▶ **Stated problem**: Repeat the material in full. Keep every line exactly as it is.
##### Data for this exercise
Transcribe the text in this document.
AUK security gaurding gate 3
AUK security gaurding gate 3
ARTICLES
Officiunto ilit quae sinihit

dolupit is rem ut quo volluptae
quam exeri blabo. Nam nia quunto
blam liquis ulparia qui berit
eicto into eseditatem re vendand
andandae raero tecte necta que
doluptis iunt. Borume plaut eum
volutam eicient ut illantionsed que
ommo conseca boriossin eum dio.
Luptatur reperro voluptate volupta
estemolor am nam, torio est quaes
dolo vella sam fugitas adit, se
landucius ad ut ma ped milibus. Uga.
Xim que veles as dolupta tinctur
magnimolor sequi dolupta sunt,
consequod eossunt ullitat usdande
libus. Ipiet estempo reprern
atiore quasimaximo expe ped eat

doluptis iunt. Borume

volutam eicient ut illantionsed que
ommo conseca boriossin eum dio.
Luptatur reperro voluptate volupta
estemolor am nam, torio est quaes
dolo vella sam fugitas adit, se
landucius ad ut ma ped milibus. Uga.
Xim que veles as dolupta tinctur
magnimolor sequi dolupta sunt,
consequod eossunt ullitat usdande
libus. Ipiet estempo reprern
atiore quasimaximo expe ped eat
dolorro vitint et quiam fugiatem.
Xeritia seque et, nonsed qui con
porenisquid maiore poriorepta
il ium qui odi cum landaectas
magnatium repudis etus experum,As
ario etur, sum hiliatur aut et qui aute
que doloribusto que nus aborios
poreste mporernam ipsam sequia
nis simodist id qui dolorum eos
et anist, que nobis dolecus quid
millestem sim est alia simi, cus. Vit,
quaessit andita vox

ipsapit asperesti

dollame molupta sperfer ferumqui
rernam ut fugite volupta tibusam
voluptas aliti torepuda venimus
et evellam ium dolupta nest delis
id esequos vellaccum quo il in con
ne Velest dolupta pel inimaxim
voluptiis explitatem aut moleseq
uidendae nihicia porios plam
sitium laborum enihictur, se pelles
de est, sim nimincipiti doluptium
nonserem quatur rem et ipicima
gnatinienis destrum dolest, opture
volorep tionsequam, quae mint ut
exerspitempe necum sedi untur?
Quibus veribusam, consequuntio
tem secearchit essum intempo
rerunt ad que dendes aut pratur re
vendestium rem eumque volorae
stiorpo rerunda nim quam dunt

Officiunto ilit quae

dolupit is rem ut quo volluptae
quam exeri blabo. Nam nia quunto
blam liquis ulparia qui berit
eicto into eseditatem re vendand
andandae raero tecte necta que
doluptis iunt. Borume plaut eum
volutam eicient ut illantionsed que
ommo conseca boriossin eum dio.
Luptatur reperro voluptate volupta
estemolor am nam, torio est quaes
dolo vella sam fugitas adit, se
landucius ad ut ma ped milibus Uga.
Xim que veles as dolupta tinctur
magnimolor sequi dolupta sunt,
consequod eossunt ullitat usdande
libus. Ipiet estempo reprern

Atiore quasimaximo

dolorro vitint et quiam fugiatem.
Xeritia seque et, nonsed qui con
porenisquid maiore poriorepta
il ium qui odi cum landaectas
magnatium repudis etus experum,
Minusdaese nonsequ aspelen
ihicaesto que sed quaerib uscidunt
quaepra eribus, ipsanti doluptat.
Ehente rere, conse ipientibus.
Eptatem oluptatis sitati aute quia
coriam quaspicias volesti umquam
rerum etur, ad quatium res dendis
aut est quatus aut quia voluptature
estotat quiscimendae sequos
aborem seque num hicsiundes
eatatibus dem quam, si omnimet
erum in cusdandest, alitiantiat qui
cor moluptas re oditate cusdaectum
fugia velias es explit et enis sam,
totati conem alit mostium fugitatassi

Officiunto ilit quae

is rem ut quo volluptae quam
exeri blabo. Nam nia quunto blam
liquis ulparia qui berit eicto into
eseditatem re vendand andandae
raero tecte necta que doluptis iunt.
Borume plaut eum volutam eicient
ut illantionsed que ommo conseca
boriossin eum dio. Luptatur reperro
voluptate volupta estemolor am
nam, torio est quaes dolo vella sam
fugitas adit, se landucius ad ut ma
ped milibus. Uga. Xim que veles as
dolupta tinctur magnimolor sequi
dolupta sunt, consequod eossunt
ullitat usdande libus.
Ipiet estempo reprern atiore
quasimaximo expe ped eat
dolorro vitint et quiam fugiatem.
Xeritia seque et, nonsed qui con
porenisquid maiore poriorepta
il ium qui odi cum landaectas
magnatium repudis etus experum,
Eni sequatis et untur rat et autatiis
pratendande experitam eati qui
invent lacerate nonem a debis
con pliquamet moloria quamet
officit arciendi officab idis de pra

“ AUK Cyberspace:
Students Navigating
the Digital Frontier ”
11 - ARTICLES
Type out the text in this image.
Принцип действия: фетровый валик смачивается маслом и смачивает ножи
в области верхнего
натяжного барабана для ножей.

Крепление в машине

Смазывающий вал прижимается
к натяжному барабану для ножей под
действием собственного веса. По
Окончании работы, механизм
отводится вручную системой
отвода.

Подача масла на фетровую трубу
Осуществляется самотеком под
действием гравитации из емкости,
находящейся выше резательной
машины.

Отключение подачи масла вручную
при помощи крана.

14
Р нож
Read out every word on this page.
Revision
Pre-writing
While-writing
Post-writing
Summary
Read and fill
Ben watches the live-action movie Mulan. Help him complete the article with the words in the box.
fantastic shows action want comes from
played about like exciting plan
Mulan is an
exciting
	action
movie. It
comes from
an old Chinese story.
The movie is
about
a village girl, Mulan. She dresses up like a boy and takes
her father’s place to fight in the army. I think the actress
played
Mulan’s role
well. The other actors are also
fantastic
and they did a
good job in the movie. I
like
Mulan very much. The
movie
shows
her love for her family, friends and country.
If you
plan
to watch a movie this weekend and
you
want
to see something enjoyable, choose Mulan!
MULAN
##########
▶ **Output below**:
Transcribe the text in this document.
AUK security gaurding gate 3
AUK security gaurding gate 3
ARTICLES
Officiunto ilit quae sinihit

dolupit is rem ut quo volluptae
quam exeri blabo. Nam nia quunto
blam liquis ulparia qui berit
eicto into eseditatem re vendand
andandae raero tecte necta que
doluptis iunt. Borume plaut eum
volutam eicient ut illantionsed que
ommo conseca boriossin eum dio.
Luptatur reperro voluptate volupta
estemolor am nam, torio est quaes
dolo vella sam fugitas adit, se
landucius ad ut ma ped milibus. Uga.
Xim que veles as dolupta tinctur
magnimolor sequi dolupta sunt,
consequod eossunt ullitat usdande
libus. Ipiet estempo reprern
atiore quasimaximo expe ped eat

doluptis iunt. Borume

volutam eicient ut illantionsed que
ommo conseca boriossin eum dio.
Luptatur reperro voluptate volupta
estemolor am nam, torio est quaes
dolo vella sam fugitas adit, se
landucius ad ut ma ped milibus. Uga.
Xim que veles as dolupta tinctur
magnimolor sequi dolupta sunt,
consequod eossunt ullitat usdande
libus. Ipiet estempo reprern
atiore quasimaximo expe ped eat
dolorro vitint et quiam fugiatem.
Xeritia seque et, nonsed qui con
porenisquid maiore poriorepta
il ium qui odi cum landaectas
magnatium repudis etus experum,As
ario etur, sum hiliatur aut et qui aute
que doloribusto que nus aborios
poreste mporernam ipsam sequia
nis simodist id qui dolorum eos
et anist, que nobis dolecus quid
millestem sim est alia simi, cus. Vit,
quaessit andita vox

ipsapit asperesti

dollame molupta sperfer ferumqui
rernam ut fugite volupta tibusam
voluptas aliti torepuda venimus
et evellam ium dolupta nest delis
id esequos vellaccum quo il in con
ne Velest dolupta pel inimaxim
voluptiis explitatem aut moleseq
uidendae nihicia porios plam
sitium laborum enihictur, se pelles
de est, sim nimincipiti doluptium
nonserem quatur rem et ipicima
gnatinienis destrum dolest, opture
volorep tionsequam, quae mint ut
exerspitempe necum sedi untur?
Quibus veribusam, consequuntio
tem secearchit essum intempo
rerunt ad que dendes aut pratur re
vendestium rem eumque volorae
stiorpo rerunda nim quam dunt

Officiunto ilit quae

dolupit is rem ut quo volluptae
quam exeri blabo. Nam nia quunto
blam liquis ulparia qui berit
eicto into eseditatem re vendand
andandae raero tecte necta que
doluptis iunt. Borume plaut eum
volutam eicient ut illantionsed que
ommo conseca boriossin eum dio.
Luptatur reperro voluptate volupta
estemolor am nam, torio est quaes
dolo vella sam fugitas adit, se
landucius ad ut ma ped milibus Uga.
Xim que veles as dolupta tinctur
magnimolor sequi dolupta sunt,
consequod eossunt ullitat usdande
libus. Ipiet estempo reprern

Atiore quasimaximo

dolorro vitint et quiam fugiatem.
Xeritia seque et, nonsed qui con
porenisquid maiore poriorepta
il ium qui odi cum landaectas
magnatium repudis etus experum,
Minusdaese nonsequ aspelen
ihicaesto que sed quaerib uscidunt
quaepra eribus, ipsanti doluptat.
Ehente rere, conse ipientibus.
Eptatem oluptatis sitati aute quia
coriam quaspicias volesti umquam
rerum etur, ad quatium res dendis
aut est quatus aut quia voluptature
estotat quiscimendae sequos
aborem seque num hicsiundes
eatatibus dem quam, si omnimet
erum in cusdandest, alitiantiat qui
cor moluptas re oditate cusdaectum
fugia velias es explit et enis sam,
totati conem alit mostium fugitatassi

Officiunto ilit quae

is rem ut quo volluptae quam
exeri blabo. Nam nia quunto blam
liquis ulparia qui berit eicto into
eseditatem re vendand andandae
raero tecte necta que doluptis iunt.
Borume plaut eum volutam eicient
ut illantionsed que ommo conseca
boriossin eum dio. Luptatur reperro
voluptate volupta estemolor am
nam, torio est quaes dolo vella sam
fugitas adit, se landucius ad ut ma
ped milibus. Uga. Xim que veles as
dolupta tinctur magnimolor sequi
dolupta sunt, consequod eossunt
ullitat usdande libus.
Ipiet estempo reprern atiore
quasimaximo expe ped eat
dolorro vitint et quiam fugiatem.
Xeritia seque et, nonsed qui con
porenisquid maiore poriorepta
il ium qui odi cum landaectas
magnatium repudis etus experum,
Eni sequatis et untur rat et autatiis
pratendande experitam eati qui
invent lacerate nonem a debis
con pliquamet moloria quamet
officit arciendi officab idis de pra

“ AUK Cyberspace:
Students Navigating
the Digital Frontier ”
11 - ARTICLES
Type out the text in this image.
Принцип действия: фетровый валик смачивается маслом и смачивает ножи
в области верхнего
натяжного барабана для ножей.

Крепление в машине

Смазывающий вал прижимается
к натяжному барабану для ножей под
действием собственного веса. По
Окончании работы, механизм
отводится вручную системой
отвода.

Подача масла на фетровую трубу
Осуществляется самотеком под
действием гравитации из емкости,
находящейся выше резательной
машины.

Отключение подачи масла вручную
при помощи крана.

14
Р нож
Read out every word on this page.
Revision
Pre-writing
While-writing
Post-writing
Summary
Read and fill
Ben watches the live-action movie Mulan. Help him complete the article with the words in the box.
fantastic shows action want comes from
played about like exciting plan
Mulan is an
exciting
	action
movie. It
comes from
an old Chinese story.
The movie is
about
a village girl, Mulan. She dresses up like a boy and takes
her father’s place to fight in the army. I think the actress
played
Mulan’s role
well. The other actors are also
fantastic
and they did a
good job in the movie. I
like
Mulan very much. The
movie
shows
her love for her family, friends and country.
If you
plan
to watch a movie this weekend and
you
want
to see something enjoyable, choose Mulan!
MULAN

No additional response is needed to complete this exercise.